* [Short problem]: Repeat the lines that follow, leaving nothing out.

>> Begin Data for this task

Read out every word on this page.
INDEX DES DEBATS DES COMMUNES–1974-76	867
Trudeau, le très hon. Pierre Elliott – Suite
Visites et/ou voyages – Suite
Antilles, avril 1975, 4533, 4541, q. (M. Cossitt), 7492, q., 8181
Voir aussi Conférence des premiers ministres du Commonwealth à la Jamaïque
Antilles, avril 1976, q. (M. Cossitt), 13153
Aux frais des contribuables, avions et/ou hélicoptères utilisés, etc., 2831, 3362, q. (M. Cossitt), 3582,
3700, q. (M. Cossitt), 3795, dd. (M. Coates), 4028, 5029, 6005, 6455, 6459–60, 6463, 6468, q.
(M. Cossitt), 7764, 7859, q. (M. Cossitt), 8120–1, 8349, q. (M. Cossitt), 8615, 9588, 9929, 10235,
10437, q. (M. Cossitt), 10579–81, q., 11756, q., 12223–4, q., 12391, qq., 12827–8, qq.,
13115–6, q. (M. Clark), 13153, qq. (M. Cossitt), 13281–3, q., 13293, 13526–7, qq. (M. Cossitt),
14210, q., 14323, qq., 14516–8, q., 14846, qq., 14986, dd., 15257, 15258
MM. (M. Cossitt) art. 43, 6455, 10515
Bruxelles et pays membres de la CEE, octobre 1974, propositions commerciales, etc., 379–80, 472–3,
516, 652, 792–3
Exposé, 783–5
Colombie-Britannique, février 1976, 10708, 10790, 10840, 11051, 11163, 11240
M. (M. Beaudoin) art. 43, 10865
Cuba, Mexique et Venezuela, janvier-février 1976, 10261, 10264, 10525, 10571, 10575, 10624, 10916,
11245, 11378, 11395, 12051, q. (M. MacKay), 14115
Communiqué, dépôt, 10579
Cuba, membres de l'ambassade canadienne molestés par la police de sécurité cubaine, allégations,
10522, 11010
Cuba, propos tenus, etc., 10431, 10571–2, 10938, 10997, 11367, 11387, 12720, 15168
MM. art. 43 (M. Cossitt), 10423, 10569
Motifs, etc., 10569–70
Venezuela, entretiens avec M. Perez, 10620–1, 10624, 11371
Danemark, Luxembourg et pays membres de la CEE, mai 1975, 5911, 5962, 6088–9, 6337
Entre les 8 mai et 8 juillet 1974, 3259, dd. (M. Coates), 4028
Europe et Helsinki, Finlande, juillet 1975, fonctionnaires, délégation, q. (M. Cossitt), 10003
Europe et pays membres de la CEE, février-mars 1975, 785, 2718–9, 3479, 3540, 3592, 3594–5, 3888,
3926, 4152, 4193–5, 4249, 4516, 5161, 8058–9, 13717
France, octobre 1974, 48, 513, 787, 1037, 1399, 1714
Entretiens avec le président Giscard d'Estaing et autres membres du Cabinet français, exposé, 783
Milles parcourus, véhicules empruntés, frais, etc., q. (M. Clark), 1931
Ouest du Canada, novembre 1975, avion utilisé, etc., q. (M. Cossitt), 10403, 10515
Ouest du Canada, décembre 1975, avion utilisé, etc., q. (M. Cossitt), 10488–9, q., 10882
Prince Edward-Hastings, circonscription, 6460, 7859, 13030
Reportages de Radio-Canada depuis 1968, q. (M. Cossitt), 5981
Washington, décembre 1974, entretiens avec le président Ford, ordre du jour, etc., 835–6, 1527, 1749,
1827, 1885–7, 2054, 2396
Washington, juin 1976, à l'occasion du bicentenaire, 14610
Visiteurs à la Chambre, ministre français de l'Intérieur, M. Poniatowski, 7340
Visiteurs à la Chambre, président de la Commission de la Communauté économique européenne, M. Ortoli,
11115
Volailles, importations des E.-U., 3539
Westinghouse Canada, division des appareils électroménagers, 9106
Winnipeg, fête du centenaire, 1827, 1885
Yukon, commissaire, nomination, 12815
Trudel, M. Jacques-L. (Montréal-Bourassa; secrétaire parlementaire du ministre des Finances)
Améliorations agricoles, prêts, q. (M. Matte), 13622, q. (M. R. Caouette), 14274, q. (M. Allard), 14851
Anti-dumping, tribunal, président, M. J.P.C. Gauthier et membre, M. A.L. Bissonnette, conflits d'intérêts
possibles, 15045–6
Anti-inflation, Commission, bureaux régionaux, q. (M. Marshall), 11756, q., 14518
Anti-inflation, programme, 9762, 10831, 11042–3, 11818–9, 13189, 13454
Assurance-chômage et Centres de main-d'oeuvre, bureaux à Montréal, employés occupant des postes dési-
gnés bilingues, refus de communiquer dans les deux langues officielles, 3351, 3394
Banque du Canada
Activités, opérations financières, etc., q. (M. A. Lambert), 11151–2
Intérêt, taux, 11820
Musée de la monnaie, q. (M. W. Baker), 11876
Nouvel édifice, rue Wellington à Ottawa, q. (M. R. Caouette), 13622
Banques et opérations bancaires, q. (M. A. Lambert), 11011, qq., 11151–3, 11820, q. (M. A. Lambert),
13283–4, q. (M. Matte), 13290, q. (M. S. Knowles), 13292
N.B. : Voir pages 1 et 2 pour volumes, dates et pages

>> End Data for this task

* [Answer to the problem]:
Read out every word on this page.
INDEX DES DEBATS DES COMMUNES–1974-76	867
Trudeau, le très hon. Pierre Elliott – Suite
Visites et/ou voyages – Suite
Antilles, avril 1975, 4533, 4541, q. (M. Cossitt), 7492, q., 8181
Voir aussi Conférence des premiers ministres du Commonwealth à la Jamaïque
Antilles, avril 1976, q. (M. Cossitt), 13153
Aux frais des contribuables, avions et/ou hélicoptères utilisés, etc., 2831, 3362, q. (M. Cossitt), 3582,
3700, q. (M. Cossitt), 3795, dd. (M. Coates), 4028, 5029, 6005, 6455, 6459–60, 6463, 6468, q.
(M. Cossitt), 7764, 7859, q. (M. Cossitt), 8120–1, 8349, q. (M. Cossitt), 8615, 9588, 9929, 10235,
10437, q. (M. Cossitt), 10579–81, q., 11756, q., 12223–4, q., 12391, qq., 12827–8, qq.,
13115–6, q. (M. Clark), 13153, qq. (M. Cossitt), 13281–3, q., 13293, 13526–7, qq. (M. Cossitt),
14210, q., 14323, qq., 14516–8, q., 14846, qq., 14986, dd., 15257, 15258
MM. (M. Cossitt) art. 43, 6455, 10515
Bruxelles et pays membres de la CEE, octobre 1974, propositions commerciales, etc., 379–80, 472–3,
516, 652, 792–3
Exposé, 783–5
Colombie-Britannique, février 1976, 10708, 10790, 10840, 11051, 11163, 11240
M. (M. Beaudoin) art. 43, 10865
Cuba, Mexique et Venezuela, janvier-février 1976, 10261, 10264, 10525, 10571, 10575, 10624, 10916,
11245, 11378, 11395, 12051, q. (M. MacKay), 14115
Communiqué, dépôt, 10579
Cuba, membres de l'ambassade canadienne molestés par la police de sécurité cubaine, allégations,
10522, 11010
Cuba, propos tenus, etc., 10431, 10571–2, 10938, 10997, 11367, 11387, 12720, 15168
MM. art. 43 (M. Cossitt), 10423, 10569
Motifs, etc., 10569–70
Venezuela, entretiens avec M. Perez, 10620–1, 10624, 11371
Danemark, Luxembourg et pays membres de la CEE, mai 1975, 5911, 5962, 6088–9, 6337
Entre les 8 mai et 8 juillet 1974, 3259, dd. (M. Coates), 4028
Europe et Helsinki, Finlande, juillet 1975, fonctionnaires, délégation, q. (M. Cossitt), 10003
Europe et pays membres de la CEE, février-mars 1975, 785, 2718–9, 3479, 3540, 3592, 3594–5, 3888,
3926, 4152, 4193–5, 4249, 4516, 5161, 8058–9, 13717
France, octobre 1974, 48, 513, 787, 1037, 1399, 1714
Entretiens avec le président Giscard d'Estaing et autres membres du Cabinet français, exposé, 783
Milles parcourus, véhicules empruntés, frais, etc., q. (M. Clark), 1931
Ouest du Canada, novembre 1975, avion utilisé, etc., q. (M. Cossitt), 10403, 10515
Ouest du Canada, décembre 1975, avion utilisé, etc., q. (M. Cossitt), 10488–9, q., 10882
Prince Edward-Hastings, circonscription, 6460, 7859, 13030
Reportages de Radio-Canada depuis 1968, q. (M. Cossitt), 5981
Washington, décembre 1974, entretiens avec le président Ford, ordre du jour, etc., 835–6, 1527, 1749,
1827, 1885–7, 2054, 2396
Washington, juin 1976, à l'occasion du bicentenaire, 14610
Visiteurs à la Chambre, ministre français de l'Intérieur, M. Poniatowski, 7340
Visiteurs à la Chambre, président de la Commission de la Communauté économique européenne, M. Ortoli,
11115
Volailles, importations des E.-U., 3539
Westinghouse Canada, division des appareils électroménagers, 9106
Winnipeg, fête du centenaire, 1827, 1885
Yukon, commissaire, nomination, 12815
Trudel, M. Jacques-L. (Montréal-Bourassa; secrétaire parlementaire du ministre des Finances)
Améliorations agricoles, prêts, q. (M. Matte), 13622, q. (M. R. Caouette), 14274, q. (M. Allard), 14851
Anti-dumping, tribunal, président, M. J.P.C. Gauthier et membre, M. A.L. Bissonnette, conflits d'intérêts
possibles, 15045–6
Anti-inflation, Commission, bureaux régionaux, q. (M. Marshall), 11756, q., 14518
Anti-inflation, programme, 9762, 10831, 11042–3, 11818–9, 13189, 13454
Assurance-chômage et Centres de main-d'oeuvre, bureaux à Montréal, employés occupant des postes dési-
gnés bilingues, refus de communiquer dans les deux langues officielles, 3351, 3394
Banque du Canada
Activités, opérations financières, etc., q. (M. A. Lambert), 11151–2
Intérêt, taux, 11820
Musée de la monnaie, q. (M. W. Baker), 11876
Nouvel édifice, rue Wellington à Ottawa, q. (M. R. Caouette), 13622
Banques et opérations bancaires, q. (M. A. Lambert), 11011, qq., 11151–3, 11820, q. (M. A. Lambert),
13283–4, q. (M. Matte), 13290, q. (M. S. Knowles), 13292
N.B. : Voir pages 1 et 2 pour volumes, dates et pages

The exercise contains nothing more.